**Excerpted data**:
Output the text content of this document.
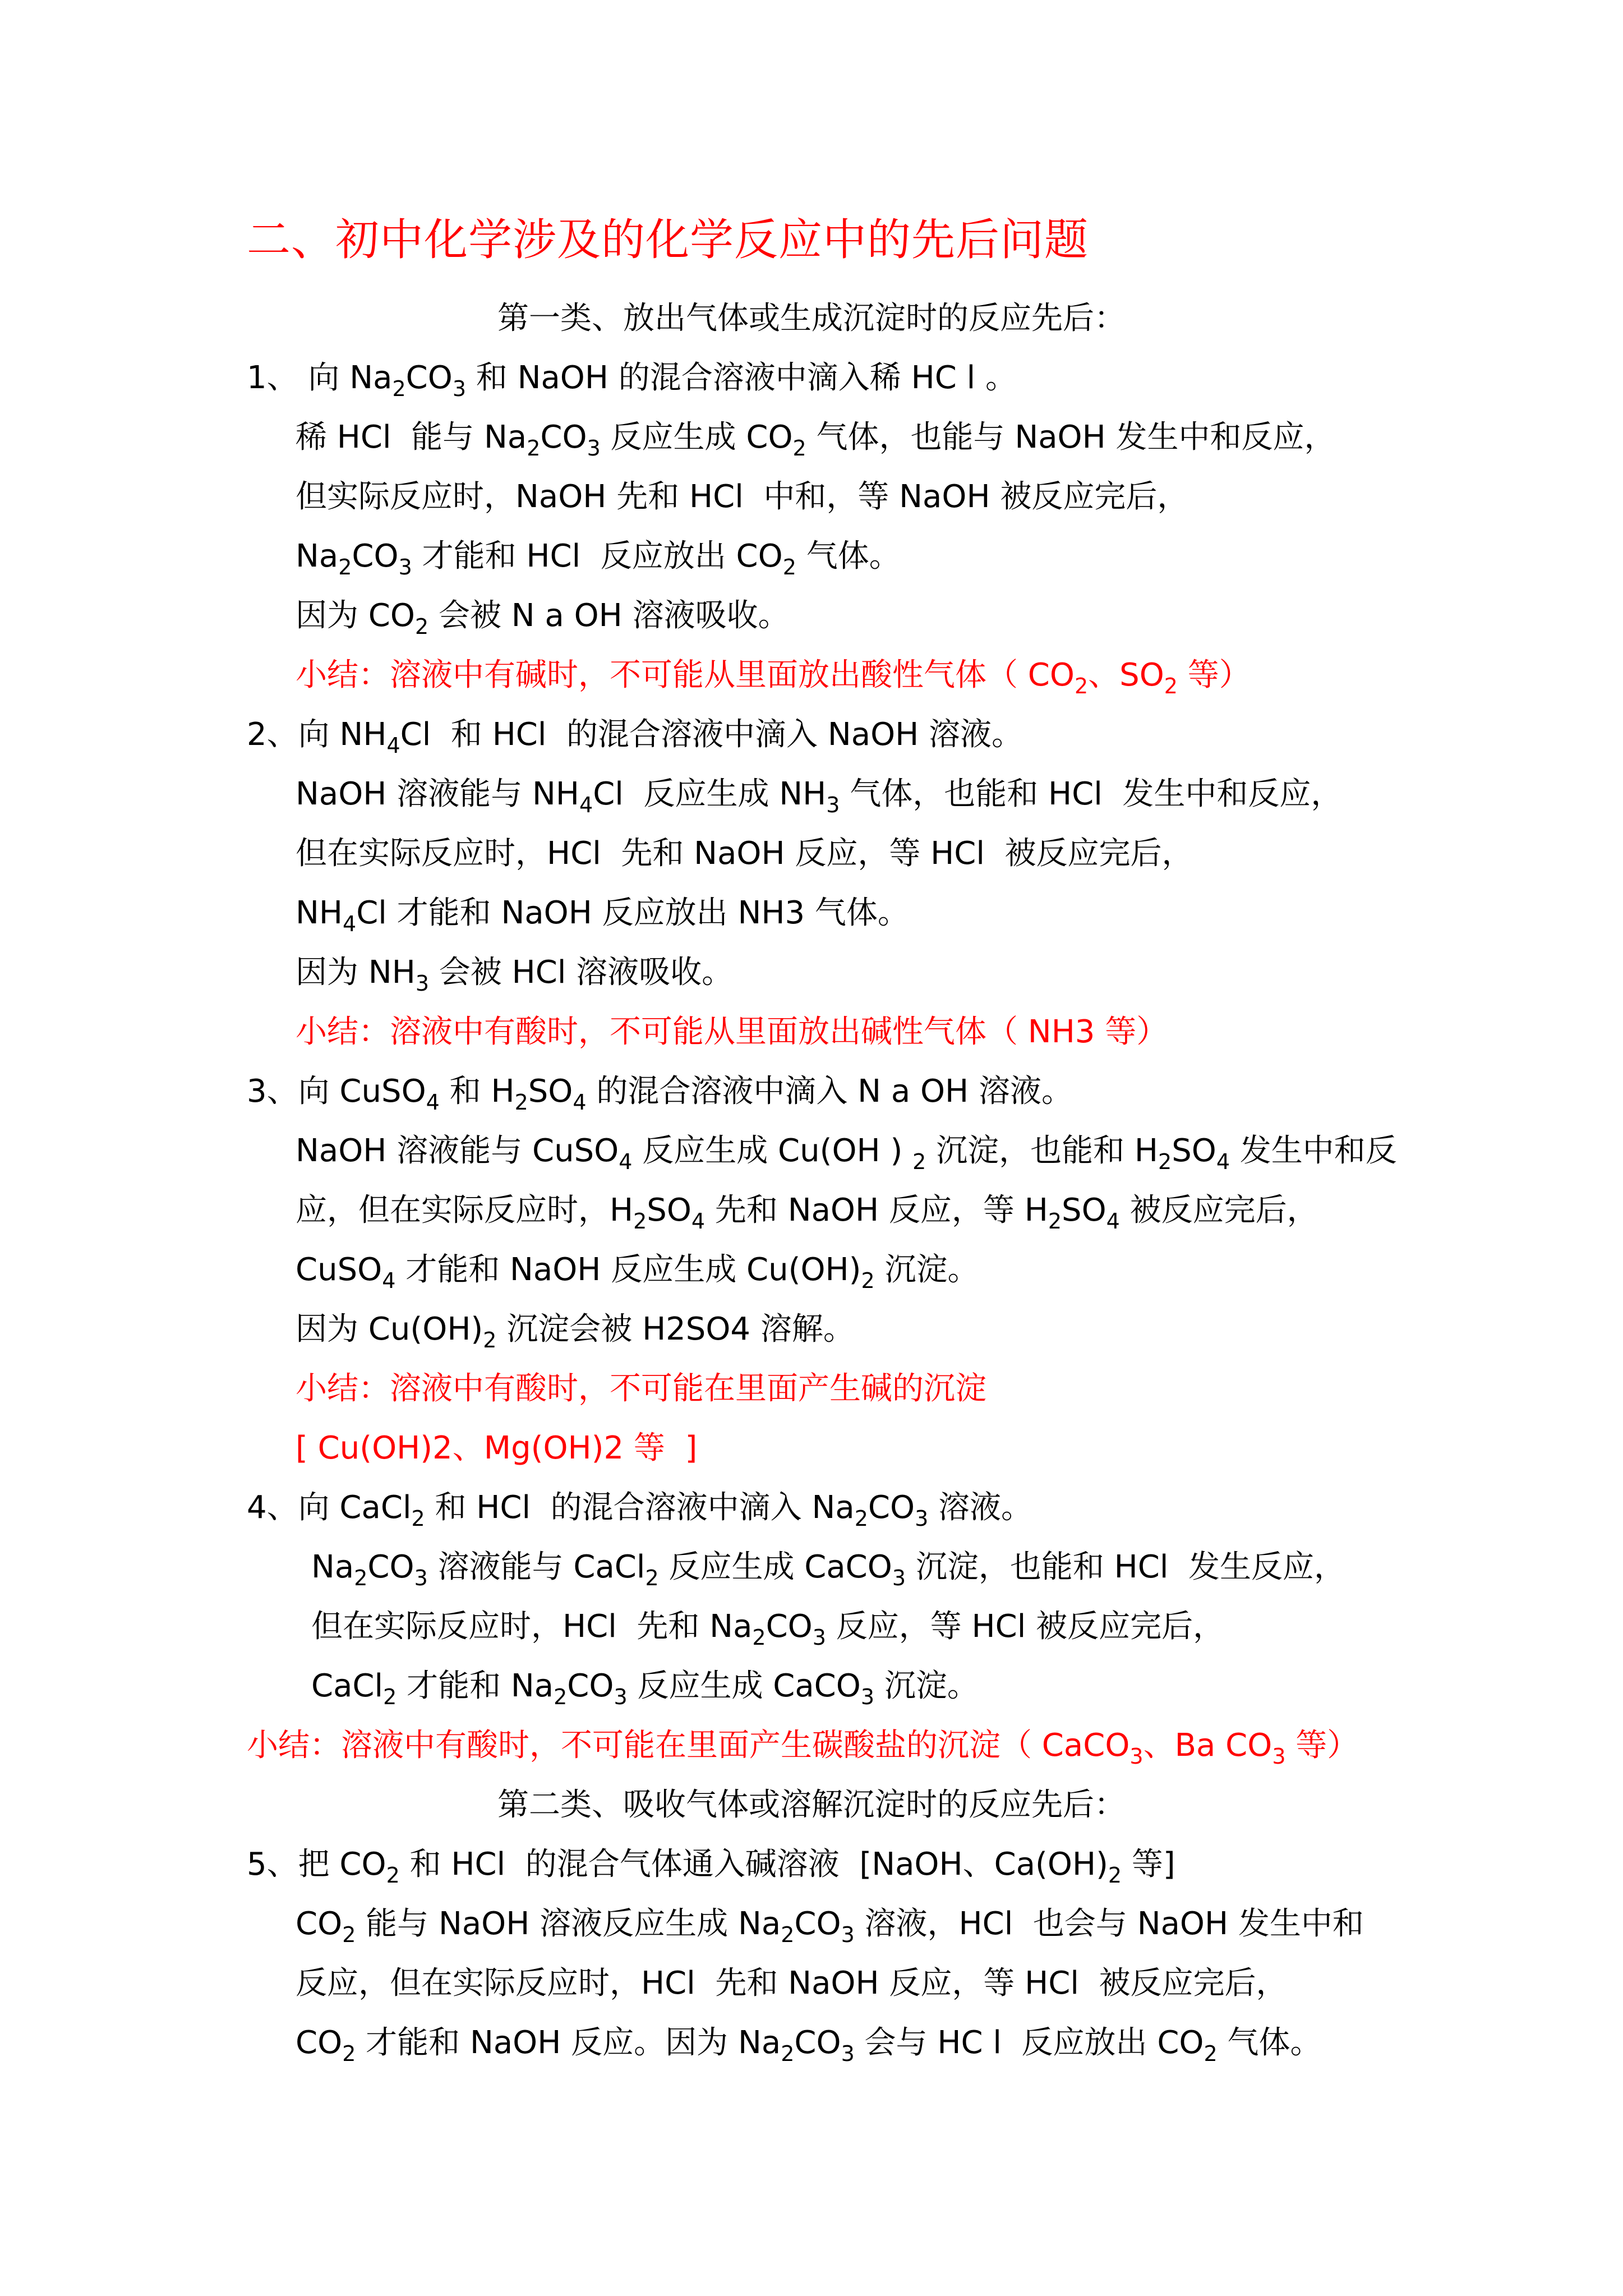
二、初中化学涉及的化学反应中的先后问题
第一类、放出气体或生成沉淀时的反应先后：
1、 向 $Na_2CO_3$ 和 NaOH 的混合溶液中滴入稀 HC l 。
稀 HCl  能与 $Na_2CO_3$ 反应生成 $CO_2$ 气体，也能与 NaOH 发生中和反应，
但实际反应时，NaOH 先和 HCl  中和，等 NaOH 被反应完后，
$Na_2CO_3$ 才能和 HCl  反应放出 $CO_2$ 气体。
因为 $CO_2$ 会被 N a OH 溶液吸收。
小结：溶液中有碱时，不可能从里面放出酸性气体（ $CO_2$、$SO_2$ 等）
2、向 $NH_4Cl$  和 HCl  的混合溶液中滴入 NaOH 溶液。
NaOH 溶液能与 $NH_4Cl$  反应生成 $NH_3$ 气体，也能和 HCl  发生中和反应，
但在实际反应时，HCl  先和 NaOH 反应，等 HCl  被反应完后，
$NH_4Cl$ 才能和 NaOH 反应放出 NH3 气体。
因为 $NH_3$ 会被 HCl 溶液吸收。
小结：溶液中有酸时，不可能从里面放出碱性气体（ NH3 等）
3、向 CuSO$_4$ 和 $H_2SO_4$ 的混合溶液中滴入 N a OH 溶液。
NaOH 溶液能与 CuSO$_4$ 反应生成 Cu(OH ) $_2$ 沉淀，也能和 $H_2SO_4$ 发生中和反
应，但在实际反应时，$H_2SO_4$ 先和 NaOH 反应，等 $H_2SO_4$ 被反应完后，
CuSO$_4$ 才能和 NaOH 反应生成 $Cu(OH)_2$ 沉淀。
因为 $Cu(OH)_2$ 沉淀会被 H2SO4 溶解。
小结：溶液中有酸时，不可能在里面产生碱的沉淀
[ Cu(OH)2、Mg(OH)2 等  ]
4、向 CaCl$_2$ 和 HCl  的混合溶液中滴入 $Na_2CO_3$ 溶液。
$Na_2CO_3$ 溶液能与 CaCl$_2$ 反应生成 CaCO$_3$ 沉淀，也能和 HCl  发生反应，
但在实际反应时，HCl  先和 $Na_2CO_3$ 反应，等 HCl 被反应完后，
CaCl$_2$ 才能和 $Na_2CO_3$ 反应生成 CaCO$_3$ 沉淀。
小结：溶液中有酸时，不可能在里面产生碳酸盐的沉淀（ CaCO$_3$、Ba $CO_3$ 等）
第二类、吸收气体或溶解沉淀时的反应先后：
5、把 $CO_2$ 和 HCl  的混合气体通入碱溶液  [NaOH、$Ca(OH)_2$ 等]
$CO_2$ 能与 NaOH 溶液反应生成 $Na_2CO_3$ 溶液，HCl  也会与 NaOH 发生中和
反应，但在实际反应时，HCl  先和 NaOH 反应，等 HCl  被反应完后，
$CO_2$ 才能和 NaOH 反应。因为 $Na_2CO_3$ 会与 HC l  反应放出 $CO_2$ 气体。
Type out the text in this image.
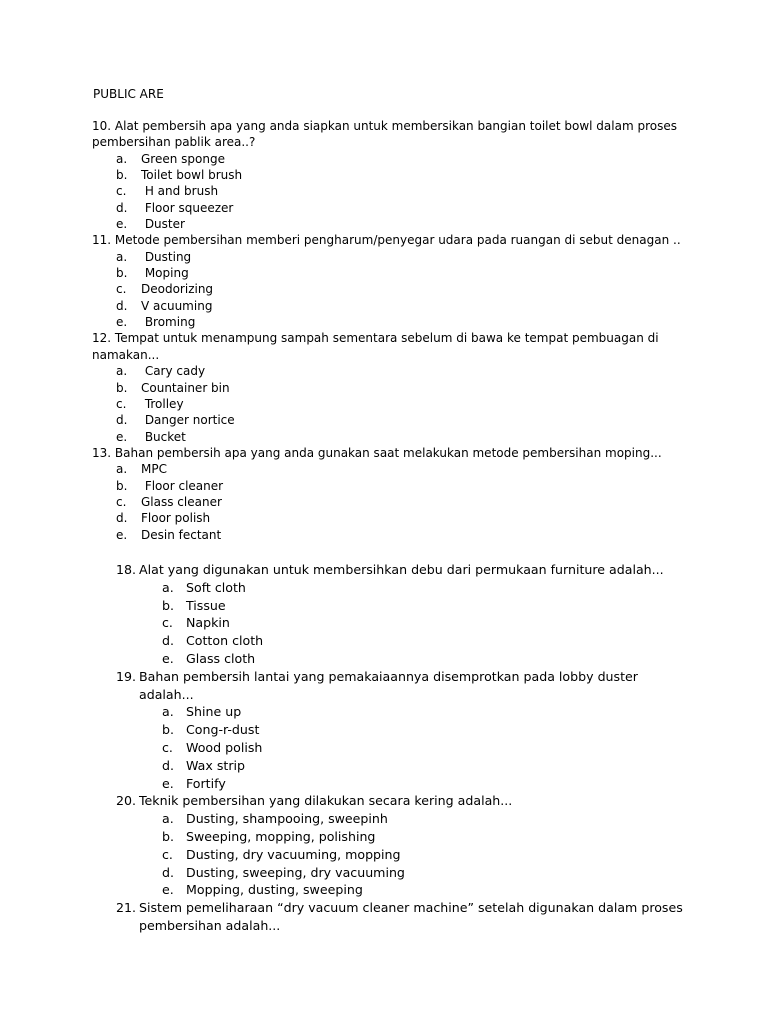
PUBLIC ARE
10. Alat pembersih apa yang anda siapkan untuk membersikan bangian toilet bowl dalam proses pembersihan pablik area..?
a.	Green sponge
b.	Toilet bowl brush
c.	H and brush
d.	Floor squeezer
e.	Duster
11. Metode pembersihan memberi pengharum/penyegar udara pada ruangan di sebut denagan ..
a.	Dusting
b.	Moping
c.	Deodorizing
d.	V acuuming
e.	Broming
12. Tempat untuk menampung sampah sementara sebelum di bawa ke tempat pembuagan di namakan...
a.	Cary cady
b.	Countainer bin
c.	Trolley
d.	Danger nortice
e.	Bucket
13. Bahan pembersih apa yang anda gunakan saat melakukan metode pembersihan moping...
a.	MPC
b.	Floor cleaner
c.	Glass cleaner
d.	Floor polish
e.	Desin fectant
18. Alat yang digunakan untuk membersihkan debu dari permukaan furniture adalah...
a. Soft cloth
b. Tissue
c.	Napkin
d. Cotton cloth
e. Glass cloth
19. Bahan pembersih lantai yang pemakaiaannya disemprotkan pada lobby duster adalah...
a. Shine up
b. Cong-r-dust
c.	Wood polish
d. Wax strip
e. Fortify
20. Teknik pembersihan yang dilakukan secara kering adalah...
a. Dusting, shampooing, sweepinh
b. Sweeping, mopping, polishing
c.	Dusting, dry vacuuming, mopping
d. Dusting, sweeping, dry vacuuming
e. Mopping, dusting, sweeping
21. Sistem pemeliharaan “dry vacuum cleaner machine” setelah digunakan dalam proses pembersihan adalah...
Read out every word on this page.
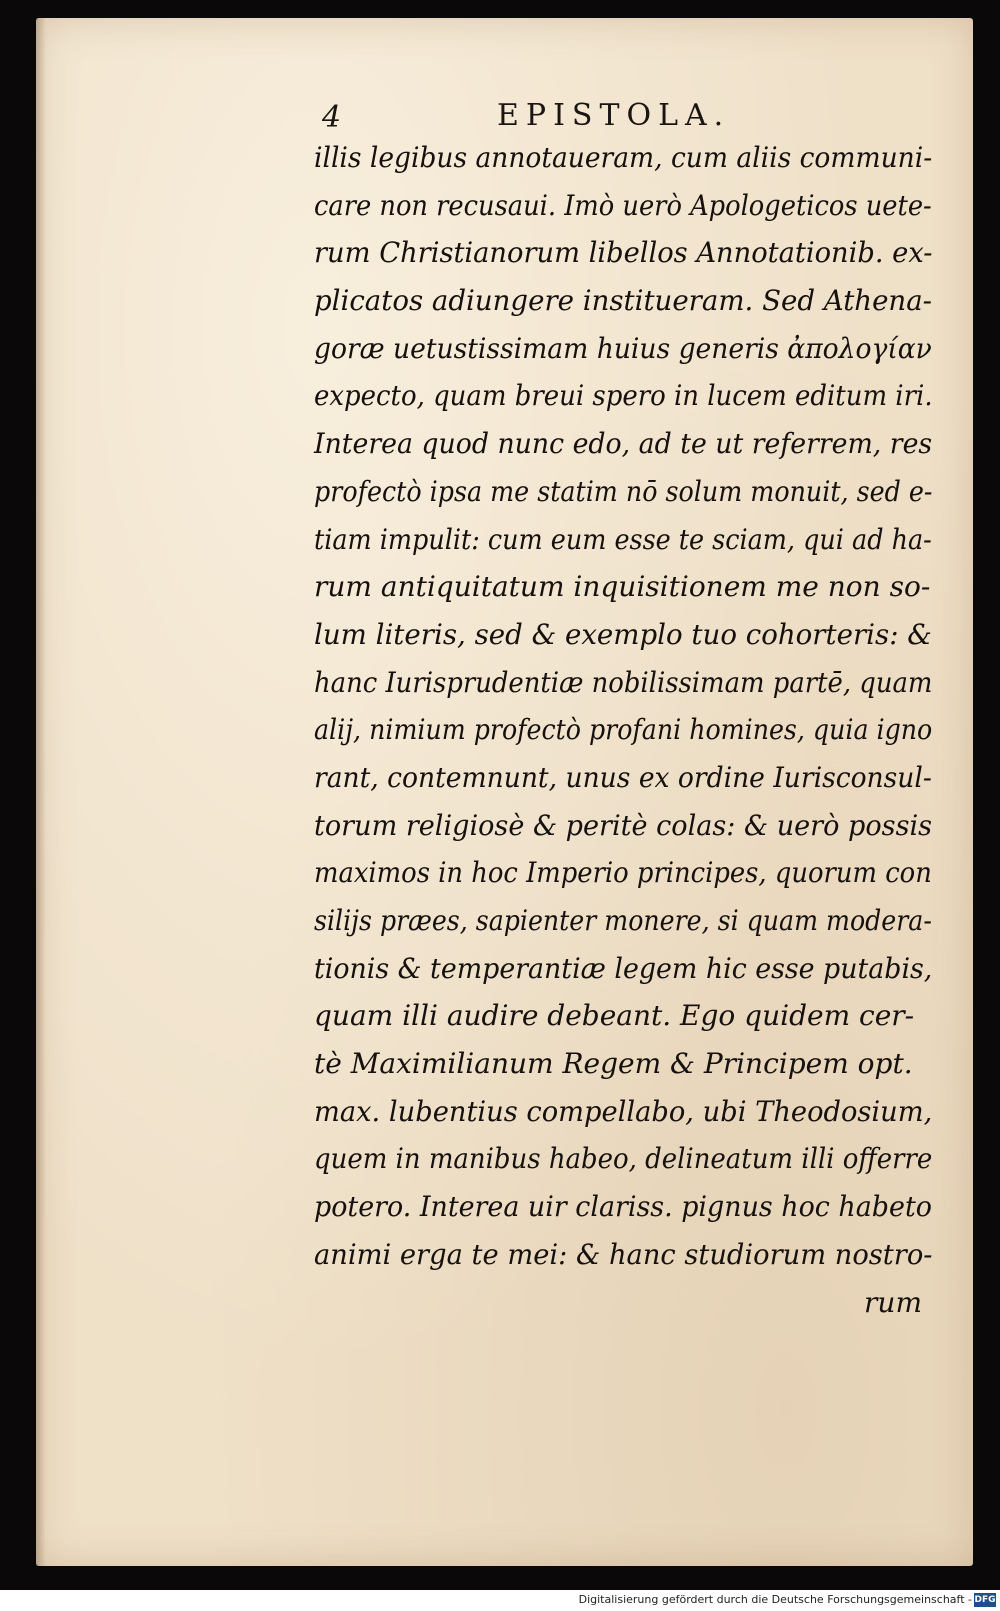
4	EPISTOLA.
illis legibus annotaueram, cum aliis communi-
care non recusaui. Imò uerò Apologeticos uete-
rum Christianorum libellos Annotationib. ex-
plicatos adiungere institueram. Sed Athena-
goræ uetustissimam huius generis ἀπολογίαν
expecto, quam breui spero in lucem editum iri.
Interea quod nunc edo, ad te ut referrem, res
profectò ipsa me statim nō solum monuit, sed e-
tiam impulit: cum eum esse te sciam, qui ad ha-
rum antiquitatum inquisitionem me non so-
lum literis, sed & exemplo tuo cohorteris: &
hanc Iurisprudentiæ nobilissimam partē, quam
alij, nimium profectò profani homines, quia igno
rant, contemnunt, unus ex ordine Iurisconsul-
torum religiosè & peritè colas: & uerò possis
maximos in hoc Imperio principes, quorum con
silijs præes, sapienter monere, si quam modera-
tionis & temperantiæ legem hic esse putabis,
quam illi audire debeant. Ego quidem cer-
tè Maximilianum Regem & Principem opt.
max. lubentius compellabo, ubi Theodosium,
quem in manibus habeo, delineatum illi offerre
potero. Interea uir clariss. pignus hoc habeto
animi erga te mei: & hanc studiorum nostro-
rum
Digitalisierung gefördert durch die Deutsche Forschungsgemeinschaft - DFG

**Stated problem**:
Transcribe the listing above verbatim. Omit the pictures.

**Response below**:
Output the text content of this document.
二、初中化学涉及的化学反应中的先后问题
第一类、放出气体或生成沉淀时的反应先后：
1、 向 $Na_2CO_3$ 和 NaOH 的混合溶液中滴入稀 HC l 。
稀 HCl  能与 $Na_2CO_3$ 反应生成 $CO_2$ 气体，也能与 NaOH 发生中和反应，
但实际反应时，NaOH 先和 HCl  中和，等 NaOH 被反应完后，
$Na_2CO_3$ 才能和 HCl  反应放出 $CO_2$ 气体。
因为 $CO_2$ 会被 N a OH 溶液吸收。
小结：溶液中有碱时，不可能从里面放出酸性气体（ $CO_2$、$SO_2$ 等）
2、向 $NH_4Cl$  和 HCl  的混合溶液中滴入 NaOH 溶液。
NaOH 溶液能与 $NH_4Cl$  反应生成 $NH_3$ 气体，也能和 HCl  发生中和反应，
但在实际反应时，HCl  先和 NaOH 反应，等 HCl  被反应完后，
$NH_4Cl$ 才能和 NaOH 反应放出 NH3 气体。
因为 $NH_3$ 会被 HCl 溶液吸收。
小结：溶液中有酸时，不可能从里面放出碱性气体（ NH3 等）
3、向 CuSO$_4$ 和 $H_2SO_4$ 的混合溶液中滴入 N a OH 溶液。
NaOH 溶液能与 CuSO$_4$ 反应生成 Cu(OH ) $_2$ 沉淀，也能和 $H_2SO_4$ 发生中和反
应，但在实际反应时，$H_2SO_4$ 先和 NaOH 反应，等 $H_2SO_4$ 被反应完后，
CuSO$_4$ 才能和 NaOH 反应生成 $Cu(OH)_2$ 沉淀。
因为 $Cu(OH)_2$ 沉淀会被 H2SO4 溶解。
小结：溶液中有酸时，不可能在里面产生碱的沉淀
[ Cu(OH)2、Mg(OH)2 等  ]
4、向 CaCl$_2$ 和 HCl  的混合溶液中滴入 $Na_2CO_3$ 溶液。
$Na_2CO_3$ 溶液能与 CaCl$_2$ 反应生成 CaCO$_3$ 沉淀，也能和 HCl  发生反应，
但在实际反应时，HCl  先和 $Na_2CO_3$ 反应，等 HCl 被反应完后，
CaCl$_2$ 才能和 $Na_2CO_3$ 反应生成 CaCO$_3$ 沉淀。
小结：溶液中有酸时，不可能在里面产生碳酸盐的沉淀（ CaCO$_3$、Ba $CO_3$ 等）
第二类、吸收气体或溶解沉淀时的反应先后：
5、把 $CO_2$ 和 HCl  的混合气体通入碱溶液  [NaOH、$Ca(OH)_2$ 等]
$CO_2$ 能与 NaOH 溶液反应生成 $Na_2CO_3$ 溶液，HCl  也会与 NaOH 发生中和
反应，但在实际反应时，HCl  先和 NaOH 反应，等 HCl  被反应完后，
$CO_2$ 才能和 NaOH 反应。因为 $Na_2CO_3$ 会与 HC l  反应放出 $CO_2$ 气体。
Type out the text in this image.
PUBLIC ARE
10. Alat pembersih apa yang anda siapkan untuk membersikan bangian toilet bowl dalam proses pembersihan pablik area..?
a.	Green sponge
b.	Toilet bowl brush
c.	H and brush
d.	Floor squeezer
e.	Duster
11. Metode pembersihan memberi pengharum/penyegar udara pada ruangan di sebut denagan ..
a.	Dusting
b.	Moping
c.	Deodorizing
d.	V acuuming
e.	Broming
12. Tempat untuk menampung sampah sementara sebelum di bawa ke tempat pembuagan di namakan...
a.	Cary cady
b.	Countainer bin
c.	Trolley
d.	Danger nortice
e.	Bucket
13. Bahan pembersih apa yang anda gunakan saat melakukan metode pembersihan moping...
a.	MPC
b.	Floor cleaner
c.	Glass cleaner
d.	Floor polish
e.	Desin fectant
18. Alat yang digunakan untuk membersihkan debu dari permukaan furniture adalah...
a. Soft cloth
b. Tissue
c.	Napkin
d. Cotton cloth
e. Glass cloth
19. Bahan pembersih lantai yang pemakaiaannya disemprotkan pada lobby duster adalah...
a. Shine up
b. Cong-r-dust
c.	Wood polish
d. Wax strip
e. Fortify
20. Teknik pembersihan yang dilakukan secara kering adalah...
a. Dusting, shampooing, sweepinh
b. Sweeping, mopping, polishing
c.	Dusting, dry vacuuming, mopping
d. Dusting, sweeping, dry vacuuming
e. Mopping, dusting, sweeping
21. Sistem pemeliharaan “dry vacuum cleaner machine” setelah digunakan dalam proses pembersihan adalah...
Read out every word on this page.
4	EPISTOLA.
illis legibus annotaueram, cum aliis communi-
care non recusaui. Imò uerò Apologeticos uete-
rum Christianorum libellos Annotationib. ex-
plicatos adiungere institueram. Sed Athena-
goræ uetustissimam huius generis ἀπολογίαν
expecto, quam breui spero in lucem editum iri.
Interea quod nunc edo, ad te ut referrem, res
profectò ipsa me statim nō solum monuit, sed e-
tiam impulit: cum eum esse te sciam, qui ad ha-
rum antiquitatum inquisitionem me non so-
lum literis, sed & exemplo tuo cohorteris: &
hanc Iurisprudentiæ nobilissimam partē, quam
alij, nimium profectò profani homines, quia igno
rant, contemnunt, unus ex ordine Iurisconsul-
torum religiosè & peritè colas: & uerò possis
maximos in hoc Imperio principes, quorum con
silijs præes, sapienter monere, si quam modera-
tionis & temperantiæ legem hic esse putabis,
quam illi audire debeant. Ego quidem cer-
tè Maximilianum Regem & Principem opt.
max. lubentius compellabo, ubi Theodosium,
quem in manibus habeo, delineatum illi offerre
potero. Interea uir clariss. pignus hoc habeto
animi erga te mei: & hanc studiorum nostro-
rum
Digitalisierung gefördert durch die Deutsche Forschungsgemeinschaft - DFG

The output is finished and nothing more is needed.